#### [Directions]
Only lines holding the string "know" are wanted; copy each one from the material.

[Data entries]
_ _ _ _
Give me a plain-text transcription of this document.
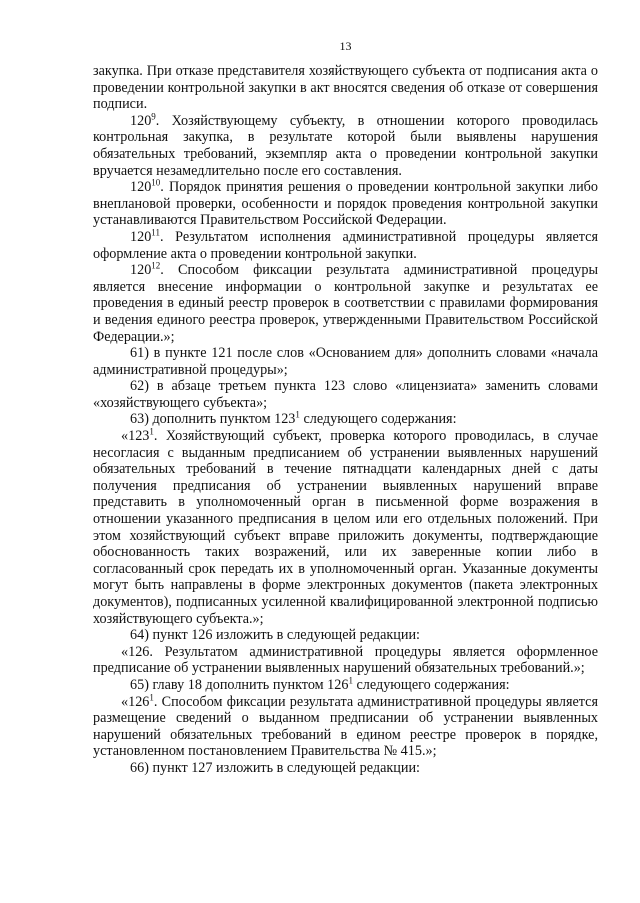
13

закупка. При отказе представителя хозяйствующего субъекта от подписания акта о проведении контрольной закупки в акт вносятся сведения об отказе от совершения подписи.

$120^9$. Хозяйствующему субъекту, в отношении которого проводилась контрольная закупка, в результате которой были выявлены нарушения обязательных требований, экземпляр акта о проведении контрольной закупки вручается незамедлительно после его составления.

$120^{10}$. Порядок принятия решения о проведении контрольной закупки либо внеплановой проверки, особенности и порядок проведения контрольной закупки устанавливаются Правительством Российской Федерации.

$120^{11}$. Результатом исполнения административной процедуры является оформление акта о проведении контрольной закупки.

$120^{12}$. Способом фиксации результата административной процедуры является внесение информации о контрольной закупке и результатах ее проведения в единый реестр проверок в соответствии с правилами формирования и ведения единого реестра проверок, утвержденными Правительством Российской Федерации.»;

61) в пункте 121 после слов «Основанием для» дополнить словами «начала административной процедуры»;

62) в абзаце третьем пункта 123 слово «лицензиата» заменить словами «хозяйствующего субъекта»;

63) дополнить пунктом $123^1$ следующего содержания:

«$123^1$. Хозяйствующий субъект, проверка которого проводилась, в случае несогласия с выданным предписанием об устранении выявленных нарушений обязательных требований в течение пятнадцати календарных дней с даты получения предписания об устранении выявленных нарушений вправе представить в уполномоченный орган в письменной форме возражения в отношении указанного предписания в целом или его отдельных положений. При этом хозяйствующий субъект вправе приложить документы, подтверждающие обоснованность таких возражений, или их заверенные копии либо в согласованный срок передать их в уполномоченный орган. Указанные документы могут быть направлены в форме электронных документов (пакета электронных документов), подписанных усиленной квалифицированной электронной подписью хозяйствующего субъекта.»;

64) пункт 126 изложить в следующей редакции:

«126. Результатом административной процедуры является оформленное предписание об устранении выявленных нарушений обязательных требований.»;

65) главу 18 дополнить пунктом $126^1$ следующего содержания:

«$126^1$. Способом фиксации результата административной процедуры является размещение сведений о выданном предписании об устранении выявленных нарушений обязательных требований в едином реестре проверок в порядке, установленном постановлением Правительства № 415.»;

66) пункт 127 изложить в следующей редакции:
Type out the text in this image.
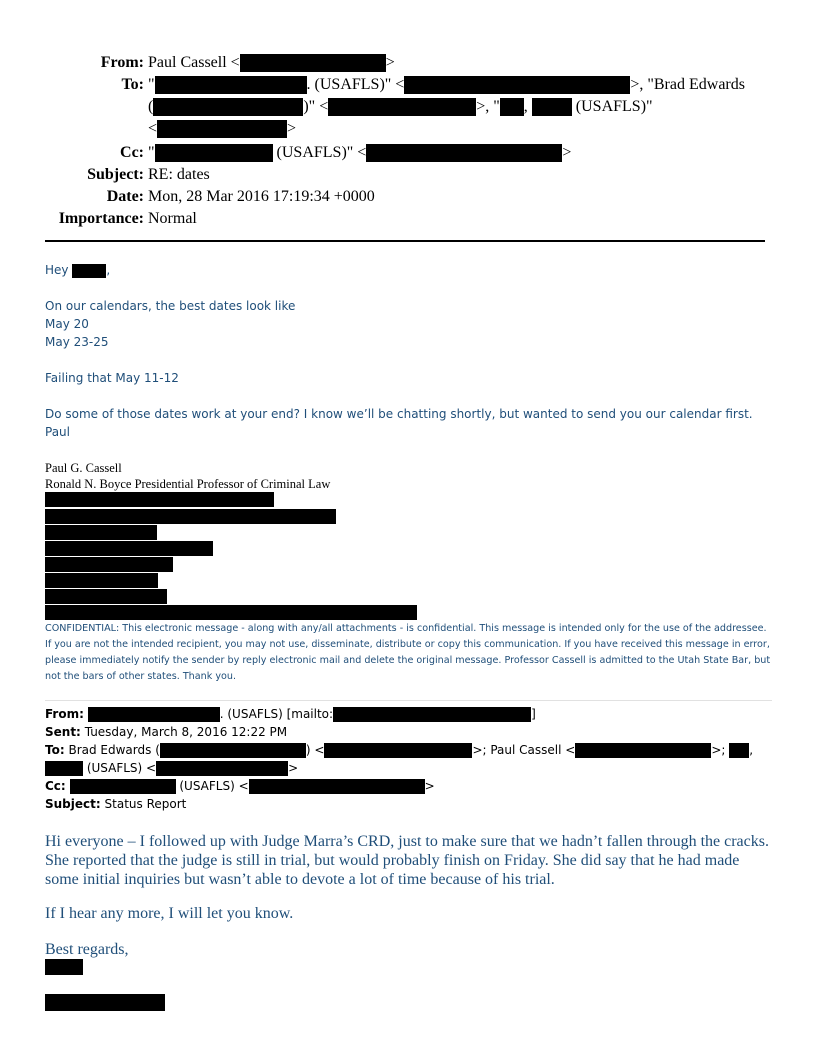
From: Paul Cassell <	>
To: "	. (USAFLS)" <	>, "Brad Edwards
(	)" <	>, " ,	(USAFLS)"
<	>
Cc: "	(USAFLS)" <	>
Subject: RE: dates
Date: Mon, 28 Mar 2016 17:19:34 +0000
Importance: Normal
Hey	,
On our calendars, the best dates look like
May 20
May 23-25
Failing that May 11-12
Do some of those dates work at your end? I know we’ll be chatting shortly, but wanted to send you our calendar first.
Paul
Paul G. Cassell
Ronald N. Boyce Presidential Professor of Criminal Law
CONFIDENTIAL: This electronic message - along with any/all attachments - is confidential. This message is intended only for the use of the addressee. If you are not the intended recipient, you may not use, disseminate, distribute or copy this communication. If you have received this message in error, please immediately notify the sender by reply electronic mail and delete the original message. Professor Cassell is admitted to the Utah State Bar, but not the bars of other states. Thank you.
From:	. (USAFLS) [mailto:	]
Sent: Tuesday, March 8, 2016 12:22 PM
To: Brad Edwards (	) <	>; Paul Cassell <	>; ,
(USAFLS) <	>
Cc:	(USAFLS) <	>
Subject: Status Report
Hi everyone – I followed up with Judge Marra’s CRD, just to make sure that we hadn’t fallen through the cracks. She reported that the judge is still in trial, but would probably finish on Friday. She did say that he had made some initial inquiries but wasn’t able to devote a lot of time because of his trial.
If I hear any more, I will let you know.
Best regards,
_ _ _ _
#### [Full output]
Do some of those dates work at your end? I know we’ll be chatting shortly, but wanted to send you our calendar first.
If I hear any more, I will let you know.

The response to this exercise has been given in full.